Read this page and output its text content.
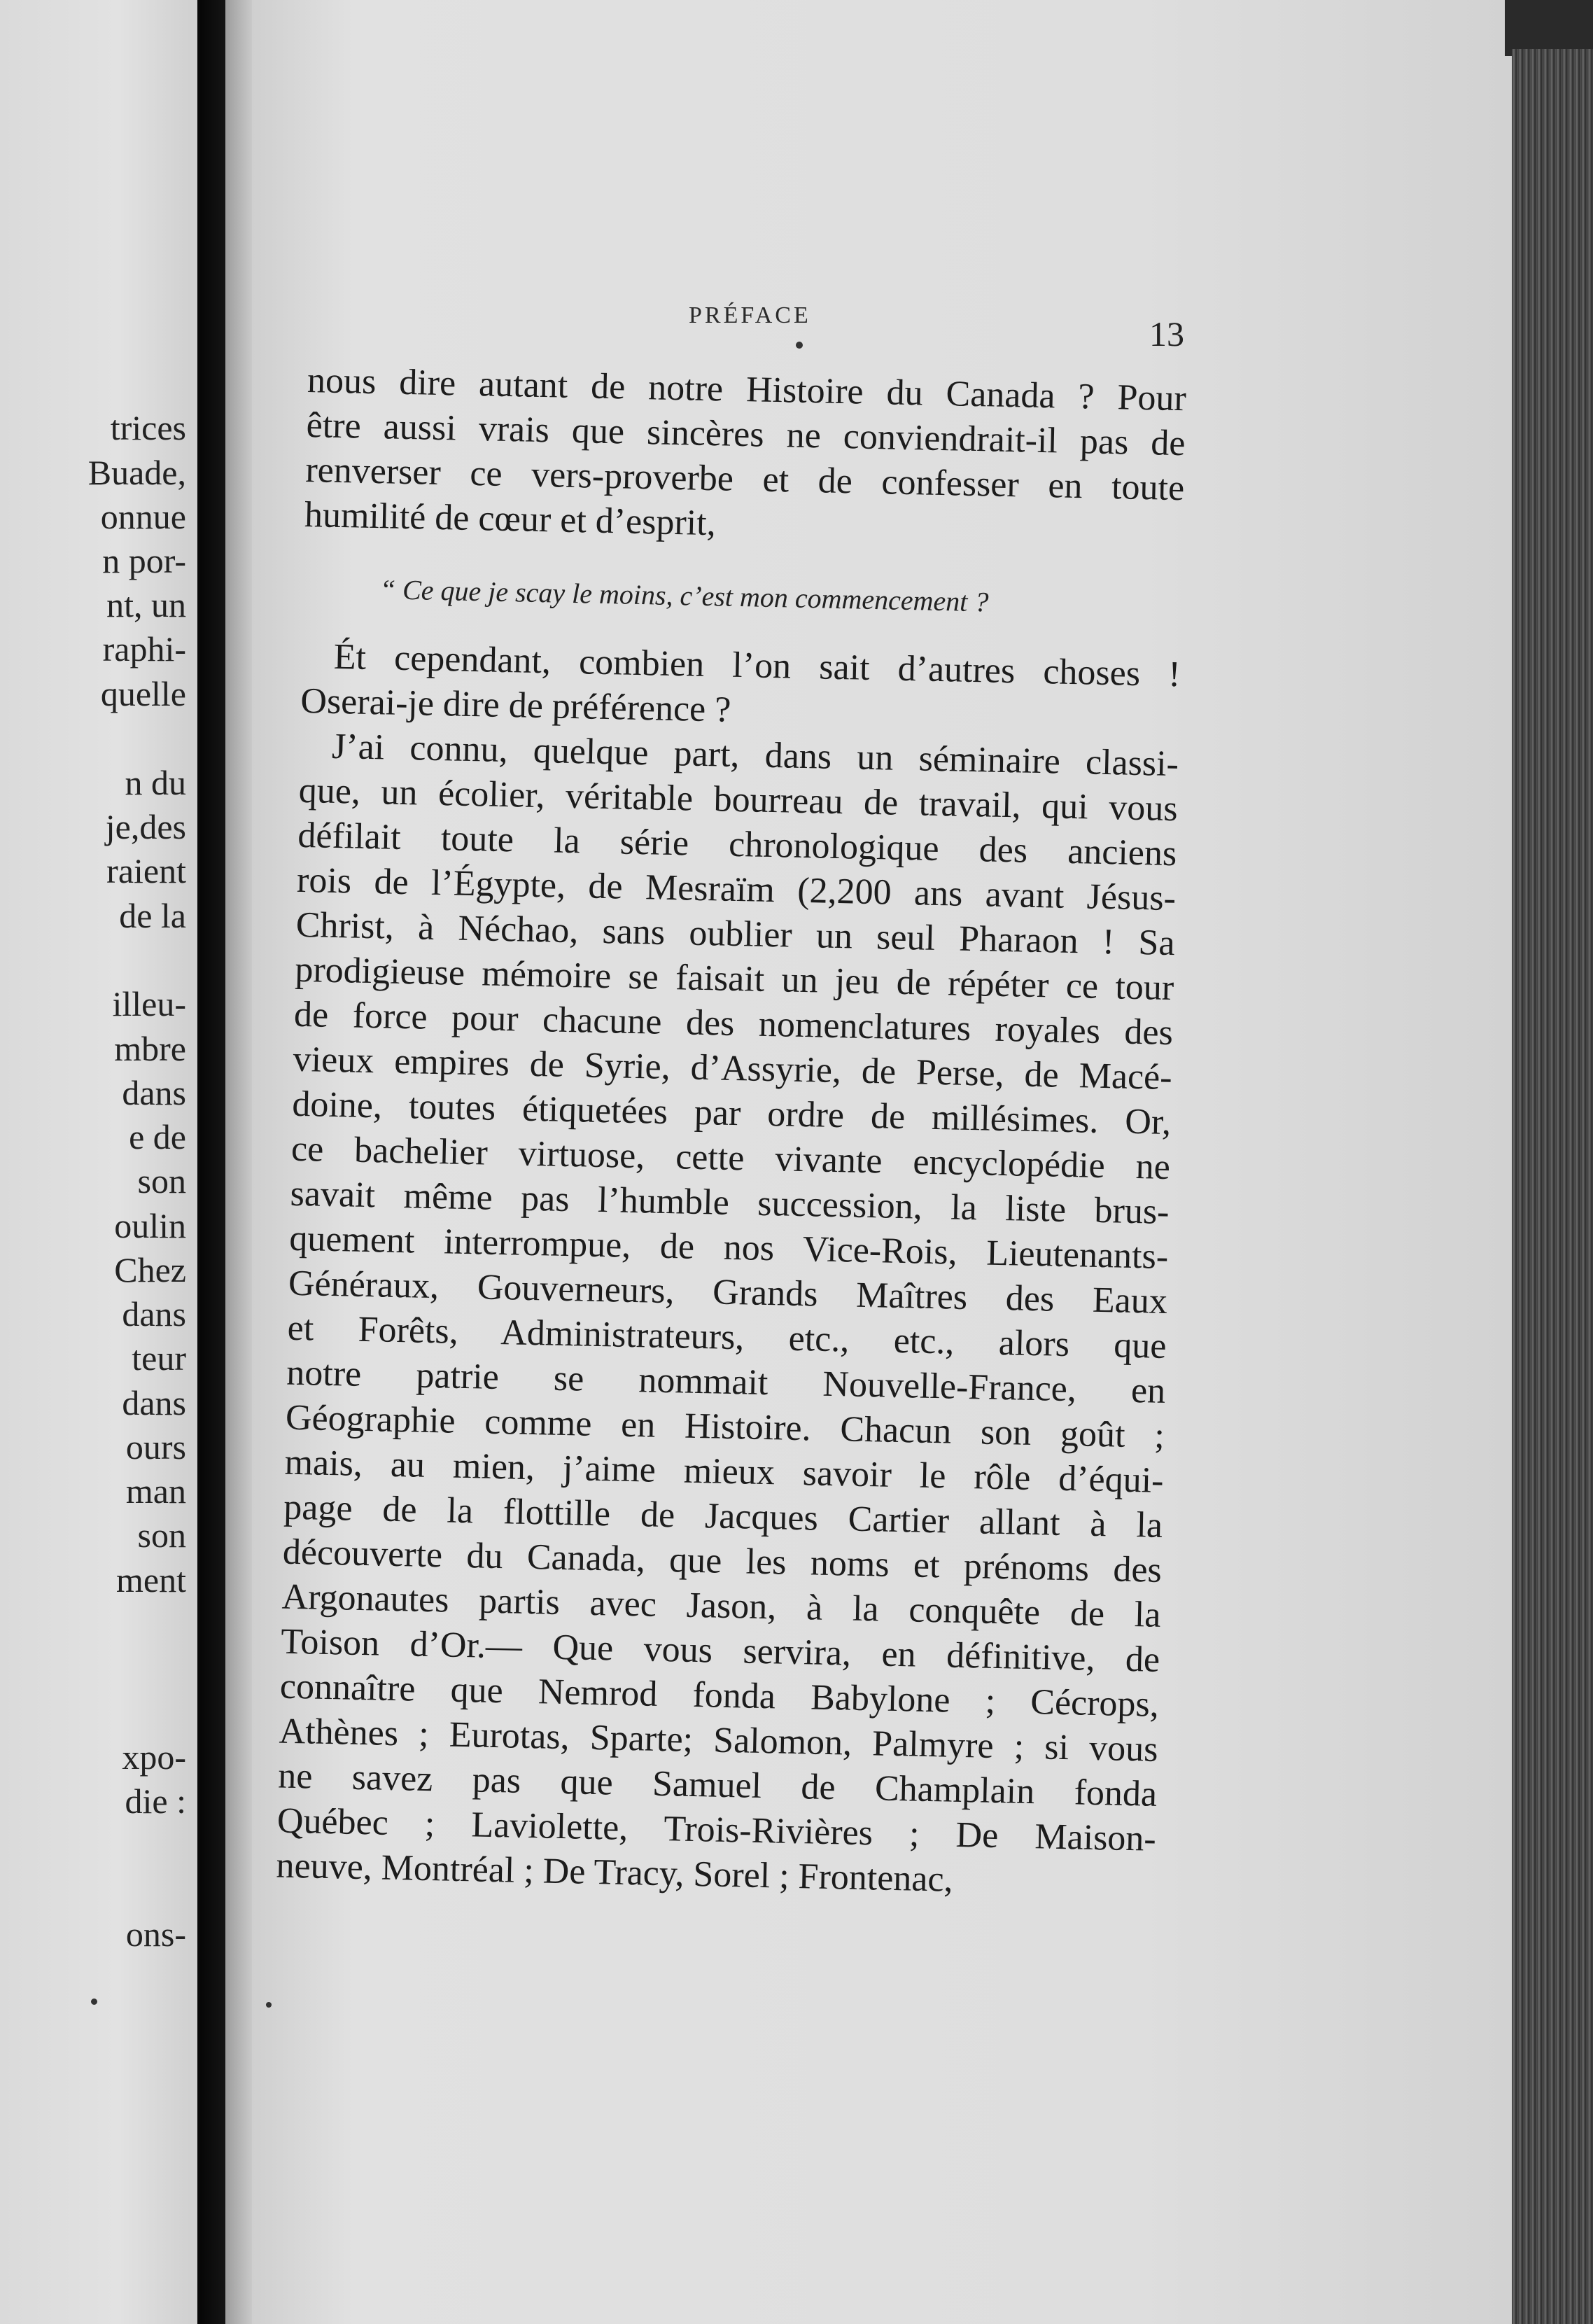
trices
Buade,
onnue
n por-
nt, un
raphi-
quelle
n du
je,des
raient
de la
illeu-
mbre
dans
e de
son
oulin
Chez
dans
teur
dans
ours
man
son
ment
xpo-
die :
ons-
PRÉFACE	13
nous dire autant de notre Histoire du Canada ? Pour
être aussi vrais que sincères ne conviendrait-il pas de
renverser ce vers-proverbe et de confesser en toute
humilité de cœur et d’esprit,
“ Ce que je scay le moins, c’est mon commencement ?
Ét cependant, combien l’on sait d’autres choses !
Oserai-je dire de préférence ?
J’ai connu, quelque part, dans un séminaire classi-
que, un écolier, véritable bourreau de travail, qui vous
défilait toute la série chronologique des anciens
rois de l’Égypte, de Mesraïm (2,200 ans avant Jésus-
Christ, à Néchao, sans oublier un seul Pharaon ! Sa
prodigieuse mémoire se faisait un jeu de répéter ce tour
de force pour chacune des nomenclatures royales des
vieux empires de Syrie, d’Assyrie, de Perse, de Macé-
doine, toutes étiquetées par ordre de millésimes. Or,
ce bachelier virtuose, cette vivante encyclopédie ne
savait même pas l’humble succession, la liste brus-
quement interrompue, de nos Vice-Rois, Lieutenants-
Généraux, Gouverneurs, Grands Maîtres des Eaux
et Forêts, Administrateurs, etc., etc., alors que
notre patrie se nommait Nouvelle-France, en
Géographie comme en Histoire. Chacun son goût ;
mais, au mien, j’aime mieux savoir le rôle d’équi-
page de la flottille de Jacques Cartier allant à la
découverte du Canada, que les noms et prénoms des
Argonautes partis avec Jason, à la conquête de la
Toison d’Or.— Que vous servira, en définitive, de
connaître que Nemrod fonda Babylone ; Cécrops,
Athènes ; Eurotas, Sparte; Salomon, Palmyre ; si vous
ne savez pas que Samuel de Champlain fonda
Québec ; Laviolette, Trois-Rivières ; De Maison-
neuve, Montréal ; De Tracy, Sorel ; Frontenac,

....

> Exercise description
Only a number is wanted: how many lines of the material include the word "fonda".

> Exercise solution
2